* [Given problem] Find the lines in these entries that include the word "synka" and state how many there are, with no other words.

A run of records:
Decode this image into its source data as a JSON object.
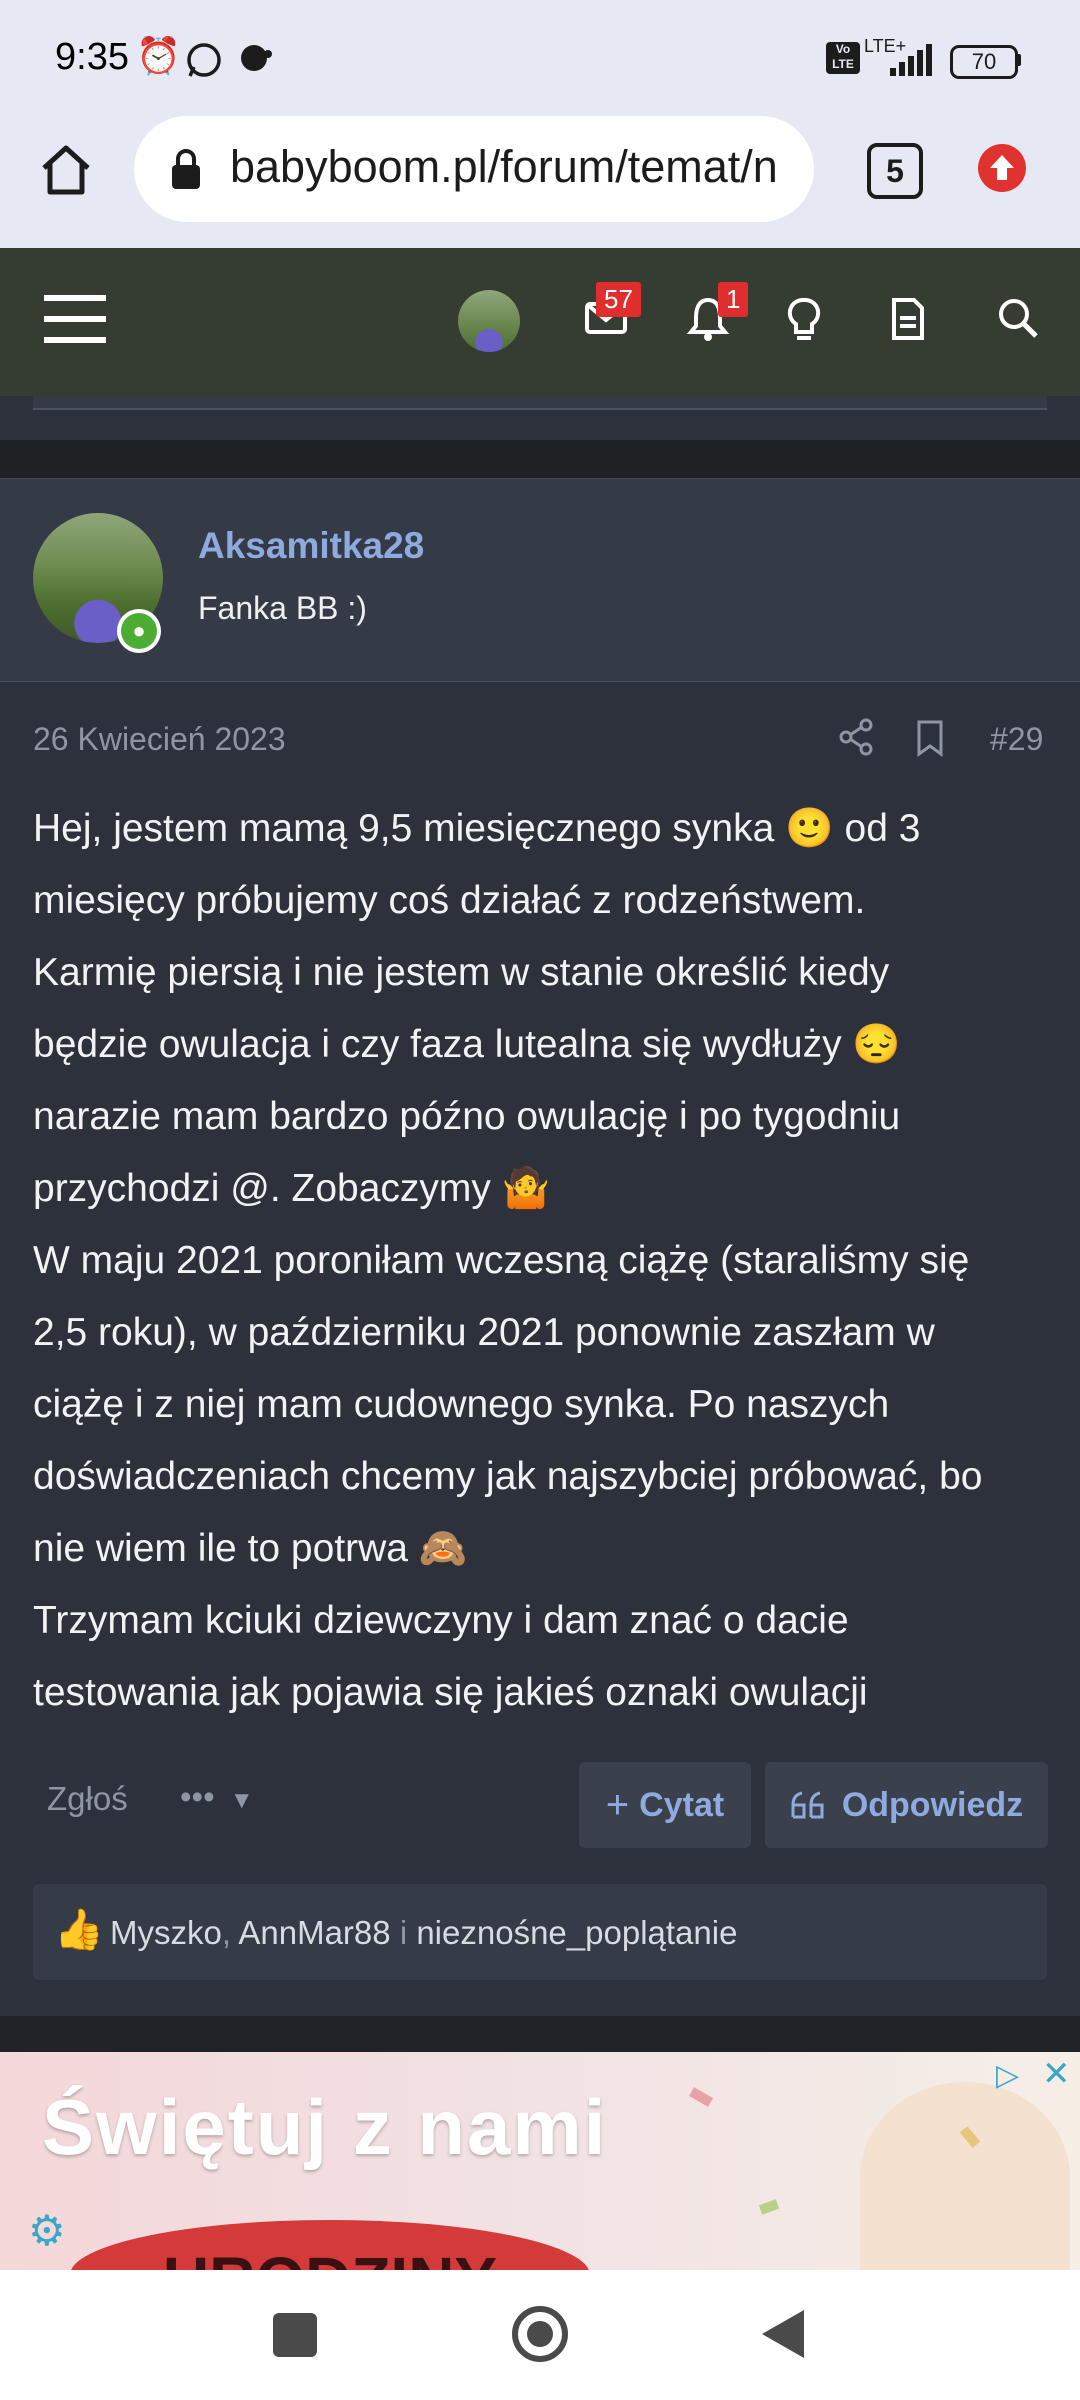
{
  "status_bar": {
    "time": "9:35",
    "battery": "70",
    "network": "LTE+"
  },
  "browser": {
    "url": "babyboom.pl/forum/temat/n",
    "tab_count": "5"
  },
  "forum_nav": {
    "messages_badge": "57",
    "alerts_badge": "1"
  },
  "post": {
    "author": "Aksamitka28",
    "author_title": "Fanka BB :)",
    "date": "26 Kwiecień 2023",
    "number": "#29",
    "body_lines": [
      "Hej, jestem mamą 9,5 miesięcznego synka 🙂 od 3",
      "miesięcy próbujemy coś działać z rodzeństwem.",
      "Karmię piersią i nie jestem w stanie określić kiedy",
      "będzie owulacja i czy faza lutealna się wydłuży 😔",
      "narazie mam bardzo późno owulację i po tygodniu",
      "przychodzi @. Zobaczymy 🤷",
      "W maju 2021 poroniłam wczesną ciążę (staraliśmy się",
      "2,5 roku), w październiku 2021 ponownie zaszłam w",
      "ciążę i z niej mam cudownego synka. Po naszych",
      "doświadczeniach chcemy jak najszybciej próbować, bo",
      "nie wiem ile to potrwa 🙈",
      "Trzymam kciuki dziewczyny i dam znać o dacie",
      "testowania jak pojawia się jakieś oznaki owulacji"
    ],
    "report_label": "Zgłoś",
    "more_label": "•••",
    "quote_label": "Cytat",
    "reply_label": "Odpowiedz",
    "likes": {
      "user1": "Myszko",
      "sep1": ",",
      "user2": "AnnMar88",
      "sep2": "i",
      "user3": "nieznośne_poplątanie"
    }
  },
  "ad": {
    "title": "Świętuj z nami",
    "subtitle": "URODZINY"
  },
  "colors": {
    "accent_link": "#8eaadf",
    "nav_bg": "#353d33",
    "post_bg": "#2c313b",
    "badge_red": "#e02e2e",
    "online_green": "#4bae33"
  }
}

* [Expected answer] 2